**Material provided:**
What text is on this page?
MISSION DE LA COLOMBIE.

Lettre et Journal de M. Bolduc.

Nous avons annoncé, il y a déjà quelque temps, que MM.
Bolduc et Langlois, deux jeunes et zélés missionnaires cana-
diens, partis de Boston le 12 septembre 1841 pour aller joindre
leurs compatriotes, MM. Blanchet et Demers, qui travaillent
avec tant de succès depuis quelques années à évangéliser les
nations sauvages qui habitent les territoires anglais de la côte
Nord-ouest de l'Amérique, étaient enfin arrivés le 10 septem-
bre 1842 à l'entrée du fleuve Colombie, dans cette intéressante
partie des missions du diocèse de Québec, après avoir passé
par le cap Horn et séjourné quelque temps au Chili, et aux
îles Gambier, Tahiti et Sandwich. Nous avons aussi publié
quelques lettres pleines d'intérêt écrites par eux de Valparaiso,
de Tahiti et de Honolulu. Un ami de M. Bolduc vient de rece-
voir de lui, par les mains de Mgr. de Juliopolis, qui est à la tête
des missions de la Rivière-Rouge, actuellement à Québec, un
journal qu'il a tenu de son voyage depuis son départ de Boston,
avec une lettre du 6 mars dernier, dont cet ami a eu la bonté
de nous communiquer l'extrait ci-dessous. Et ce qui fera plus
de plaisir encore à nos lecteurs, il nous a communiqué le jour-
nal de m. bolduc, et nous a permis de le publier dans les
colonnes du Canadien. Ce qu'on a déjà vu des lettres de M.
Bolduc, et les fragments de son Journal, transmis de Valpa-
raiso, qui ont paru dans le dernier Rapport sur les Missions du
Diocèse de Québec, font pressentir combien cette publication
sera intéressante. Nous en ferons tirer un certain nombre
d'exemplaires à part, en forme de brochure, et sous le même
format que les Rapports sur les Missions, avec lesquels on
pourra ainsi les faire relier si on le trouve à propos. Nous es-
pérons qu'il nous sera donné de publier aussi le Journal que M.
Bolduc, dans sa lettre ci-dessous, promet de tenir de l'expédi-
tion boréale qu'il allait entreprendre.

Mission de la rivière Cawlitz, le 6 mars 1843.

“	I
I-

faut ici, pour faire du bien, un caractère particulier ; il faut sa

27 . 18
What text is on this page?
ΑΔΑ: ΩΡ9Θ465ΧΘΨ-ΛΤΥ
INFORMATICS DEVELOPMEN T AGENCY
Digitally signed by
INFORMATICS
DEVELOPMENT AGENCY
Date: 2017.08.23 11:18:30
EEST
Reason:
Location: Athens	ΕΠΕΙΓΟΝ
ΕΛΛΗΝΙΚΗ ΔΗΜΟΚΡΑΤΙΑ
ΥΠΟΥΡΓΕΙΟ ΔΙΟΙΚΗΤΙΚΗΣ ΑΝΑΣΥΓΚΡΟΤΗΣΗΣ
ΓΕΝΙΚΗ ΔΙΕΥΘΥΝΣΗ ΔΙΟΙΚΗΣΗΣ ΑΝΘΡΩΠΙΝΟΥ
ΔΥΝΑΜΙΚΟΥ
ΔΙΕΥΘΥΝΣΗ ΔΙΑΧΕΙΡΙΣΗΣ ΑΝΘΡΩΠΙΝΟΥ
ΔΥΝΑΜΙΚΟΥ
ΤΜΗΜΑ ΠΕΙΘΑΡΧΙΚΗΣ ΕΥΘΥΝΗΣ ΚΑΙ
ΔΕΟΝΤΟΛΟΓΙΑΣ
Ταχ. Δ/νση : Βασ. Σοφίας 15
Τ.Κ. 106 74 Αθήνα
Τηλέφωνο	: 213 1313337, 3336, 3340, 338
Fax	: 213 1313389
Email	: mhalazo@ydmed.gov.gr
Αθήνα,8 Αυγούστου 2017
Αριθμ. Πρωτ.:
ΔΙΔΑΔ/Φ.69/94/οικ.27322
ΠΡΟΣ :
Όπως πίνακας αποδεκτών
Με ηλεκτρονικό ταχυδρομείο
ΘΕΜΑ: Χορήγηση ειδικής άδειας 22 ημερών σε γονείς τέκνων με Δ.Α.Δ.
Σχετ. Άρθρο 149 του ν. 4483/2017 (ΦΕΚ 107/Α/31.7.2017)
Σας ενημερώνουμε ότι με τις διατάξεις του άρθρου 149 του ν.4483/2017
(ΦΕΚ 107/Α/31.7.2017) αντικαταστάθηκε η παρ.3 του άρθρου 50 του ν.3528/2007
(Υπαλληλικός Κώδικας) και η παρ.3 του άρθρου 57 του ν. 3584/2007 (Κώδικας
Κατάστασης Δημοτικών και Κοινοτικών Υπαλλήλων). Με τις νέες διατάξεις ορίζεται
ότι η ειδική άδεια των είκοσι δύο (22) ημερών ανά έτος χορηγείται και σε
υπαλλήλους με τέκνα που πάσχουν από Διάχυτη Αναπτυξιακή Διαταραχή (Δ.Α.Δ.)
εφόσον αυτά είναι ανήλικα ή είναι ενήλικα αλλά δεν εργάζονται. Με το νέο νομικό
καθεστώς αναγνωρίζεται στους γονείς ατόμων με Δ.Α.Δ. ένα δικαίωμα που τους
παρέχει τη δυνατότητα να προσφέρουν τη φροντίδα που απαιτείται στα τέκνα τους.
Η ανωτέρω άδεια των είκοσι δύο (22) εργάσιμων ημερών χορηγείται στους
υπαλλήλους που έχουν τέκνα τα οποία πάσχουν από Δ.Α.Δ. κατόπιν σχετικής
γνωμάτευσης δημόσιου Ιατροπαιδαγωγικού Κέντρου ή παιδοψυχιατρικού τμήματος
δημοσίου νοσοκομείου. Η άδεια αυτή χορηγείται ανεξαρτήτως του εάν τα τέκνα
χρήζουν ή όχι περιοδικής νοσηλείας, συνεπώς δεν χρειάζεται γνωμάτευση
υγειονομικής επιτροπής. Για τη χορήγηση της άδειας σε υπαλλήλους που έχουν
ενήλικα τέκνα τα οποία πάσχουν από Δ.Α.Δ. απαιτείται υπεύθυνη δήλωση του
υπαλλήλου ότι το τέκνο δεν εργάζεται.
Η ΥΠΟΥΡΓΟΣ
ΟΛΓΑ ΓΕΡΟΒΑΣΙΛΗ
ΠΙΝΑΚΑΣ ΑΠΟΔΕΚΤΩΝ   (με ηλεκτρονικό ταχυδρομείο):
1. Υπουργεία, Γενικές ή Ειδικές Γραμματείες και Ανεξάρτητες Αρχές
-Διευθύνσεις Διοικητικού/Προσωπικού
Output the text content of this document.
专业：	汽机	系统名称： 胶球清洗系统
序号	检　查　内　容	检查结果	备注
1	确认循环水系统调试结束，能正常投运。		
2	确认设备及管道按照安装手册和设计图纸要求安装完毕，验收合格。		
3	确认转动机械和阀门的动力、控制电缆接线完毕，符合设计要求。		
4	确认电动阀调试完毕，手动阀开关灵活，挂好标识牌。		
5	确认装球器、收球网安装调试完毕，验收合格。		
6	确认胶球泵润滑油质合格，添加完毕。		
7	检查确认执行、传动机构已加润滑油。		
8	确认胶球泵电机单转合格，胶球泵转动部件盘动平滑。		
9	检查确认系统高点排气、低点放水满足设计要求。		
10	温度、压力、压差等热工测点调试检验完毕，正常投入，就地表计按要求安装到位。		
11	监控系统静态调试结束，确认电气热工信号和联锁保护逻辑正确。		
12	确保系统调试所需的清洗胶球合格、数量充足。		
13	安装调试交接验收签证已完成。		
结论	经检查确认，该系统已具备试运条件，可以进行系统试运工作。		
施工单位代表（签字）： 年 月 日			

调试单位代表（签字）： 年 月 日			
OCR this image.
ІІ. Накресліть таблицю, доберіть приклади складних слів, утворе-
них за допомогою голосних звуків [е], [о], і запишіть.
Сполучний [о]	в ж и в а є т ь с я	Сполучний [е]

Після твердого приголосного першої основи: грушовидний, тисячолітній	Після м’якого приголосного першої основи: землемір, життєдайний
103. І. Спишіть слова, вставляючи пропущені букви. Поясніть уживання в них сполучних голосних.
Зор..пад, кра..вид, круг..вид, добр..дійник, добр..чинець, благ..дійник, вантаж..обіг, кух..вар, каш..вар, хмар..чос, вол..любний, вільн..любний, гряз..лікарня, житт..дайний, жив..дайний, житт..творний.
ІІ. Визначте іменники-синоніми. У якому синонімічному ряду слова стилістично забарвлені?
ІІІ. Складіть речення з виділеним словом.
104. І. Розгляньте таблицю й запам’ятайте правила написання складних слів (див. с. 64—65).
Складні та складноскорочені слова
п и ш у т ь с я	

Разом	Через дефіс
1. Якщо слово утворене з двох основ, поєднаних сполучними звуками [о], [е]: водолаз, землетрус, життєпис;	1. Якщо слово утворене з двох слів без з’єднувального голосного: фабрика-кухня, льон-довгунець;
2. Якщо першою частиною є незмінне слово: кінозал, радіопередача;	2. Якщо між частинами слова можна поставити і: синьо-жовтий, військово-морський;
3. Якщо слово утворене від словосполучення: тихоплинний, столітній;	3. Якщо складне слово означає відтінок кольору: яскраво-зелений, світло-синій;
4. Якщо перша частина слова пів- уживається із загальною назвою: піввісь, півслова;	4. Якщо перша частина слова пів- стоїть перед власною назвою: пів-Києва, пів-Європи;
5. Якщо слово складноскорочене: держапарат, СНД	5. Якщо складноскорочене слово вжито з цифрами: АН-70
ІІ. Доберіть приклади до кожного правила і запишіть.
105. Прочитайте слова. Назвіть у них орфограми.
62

**Exercise objective:** From the listing, copy every line where the string "验收合格" appears.

**Answer for the task:**
2	确认设备及管道按照安装手册和设计图纸要求安装完毕，验收合格。		
5	确认装球器、收球网安装调试完毕，验收合格。		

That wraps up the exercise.